#### REQUIREMENTS
Copy out all lines that hold "hubbsi".

(Stored data entries)
_ _ _ _

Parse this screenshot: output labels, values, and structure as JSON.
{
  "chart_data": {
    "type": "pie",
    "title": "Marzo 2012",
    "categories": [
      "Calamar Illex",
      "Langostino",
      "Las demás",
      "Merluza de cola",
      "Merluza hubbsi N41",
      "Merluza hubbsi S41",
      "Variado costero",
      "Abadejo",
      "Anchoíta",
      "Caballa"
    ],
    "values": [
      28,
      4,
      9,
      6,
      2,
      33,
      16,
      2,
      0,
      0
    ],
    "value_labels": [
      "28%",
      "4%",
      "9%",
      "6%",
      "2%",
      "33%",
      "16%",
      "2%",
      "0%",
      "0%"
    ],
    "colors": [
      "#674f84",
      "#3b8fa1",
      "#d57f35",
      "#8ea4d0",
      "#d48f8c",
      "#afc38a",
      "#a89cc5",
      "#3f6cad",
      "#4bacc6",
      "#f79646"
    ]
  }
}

_ _ _ _

#### RESPONSE FOR THIS EXERCISE
      "Merluza hubbsi N41",
      "Merluza hubbsi S41",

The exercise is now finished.